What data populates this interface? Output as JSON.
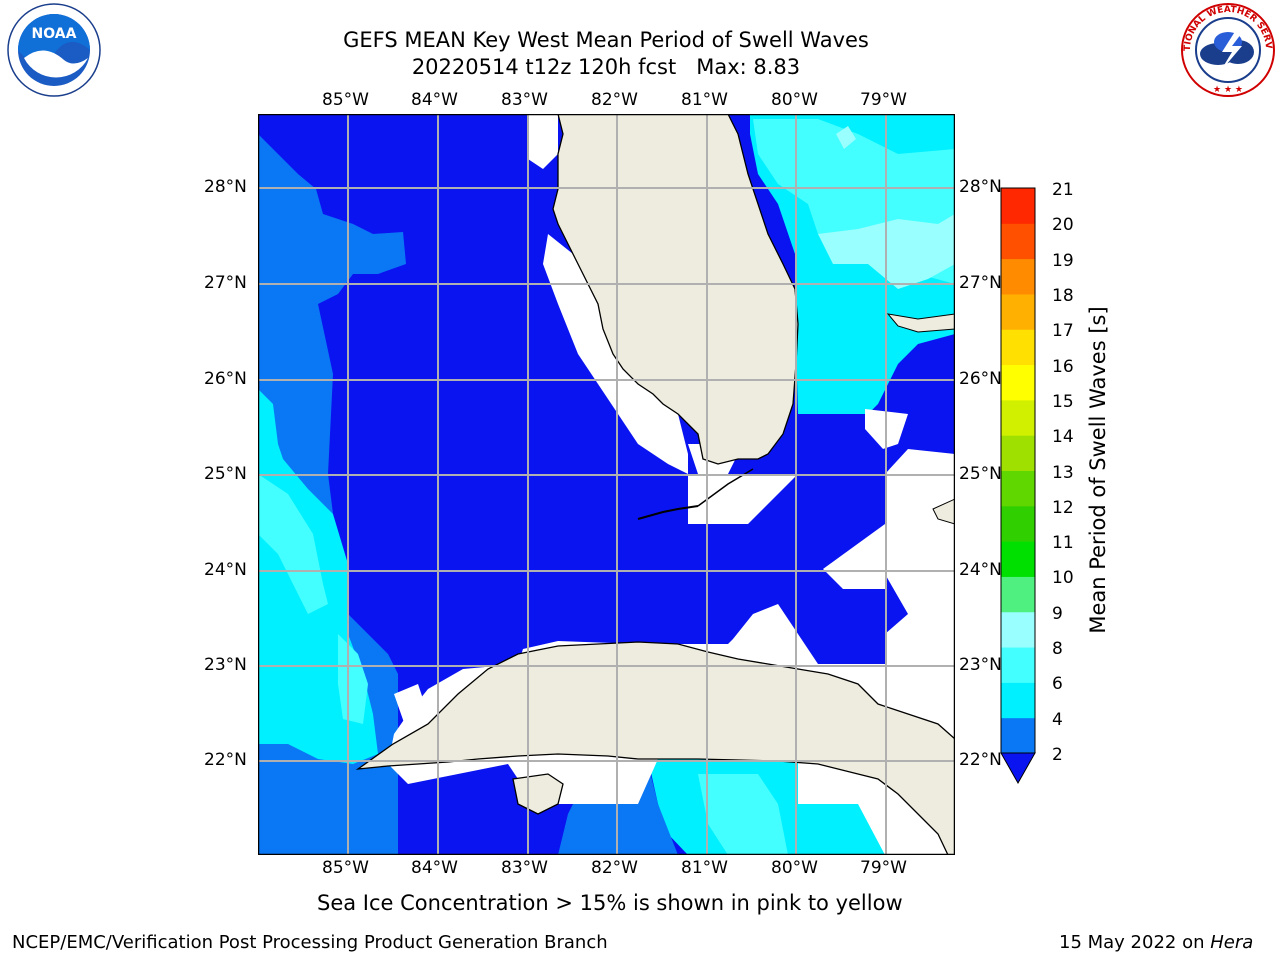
{
  "header": {
    "title_line1": "GEFS MEAN Key West Mean Period of Swell Waves",
    "title_line2": "20220514 t12z 120h fcst   Max: 8.83"
  },
  "logos": {
    "noaa_text": "NOAA",
    "nws_text": "NATIONAL WEATHER SERVICE"
  },
  "map": {
    "lon_labels": [
      "85°W",
      "84°W",
      "83°W",
      "82°W",
      "81°W",
      "80°W",
      "79°W"
    ],
    "lat_labels": [
      "28°N",
      "27°N",
      "26°N",
      "25°N",
      "24°N",
      "23°N",
      "22°N"
    ],
    "colors": {
      "deep_blue": "#0a14f0",
      "mid_blue": "#0a78f5",
      "cyan": "#00f0ff",
      "light_cyan": "#44ffff",
      "pale_cyan": "#99ffff",
      "land": "#eeecde",
      "grid": "#b0b0b0"
    }
  },
  "colorbar": {
    "label": "Mean Period of Swell Waves [s]",
    "tick_labels": [
      "2",
      "4",
      "6",
      "8",
      "9",
      "10",
      "11",
      "12",
      "13",
      "14",
      "15",
      "16",
      "17",
      "18",
      "19",
      "20",
      "21"
    ],
    "colors": [
      "#0a78f5",
      "#00f0ff",
      "#44ffff",
      "#99ffff",
      "#50f080",
      "#00e000",
      "#30d000",
      "#60d800",
      "#a0e000",
      "#d0f000",
      "#ffff00",
      "#ffe000",
      "#ffb000",
      "#ff8c00",
      "#ff5000",
      "#ff2800",
      "#ff0000"
    ],
    "under_color": "#0a14f0"
  },
  "note": "Sea Ice Concentration > 15% is shown in pink to yellow",
  "footer": {
    "left": "NCEP/EMC/Verification Post Processing Product Generation Branch",
    "date": "15 May 2022 on ",
    "host": "Hera"
  }
}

§

WORK INSTRUCTIONS =>
Tell how many lines include "Mean". The number is the whole answer.

RIGHT ANSWER =>
2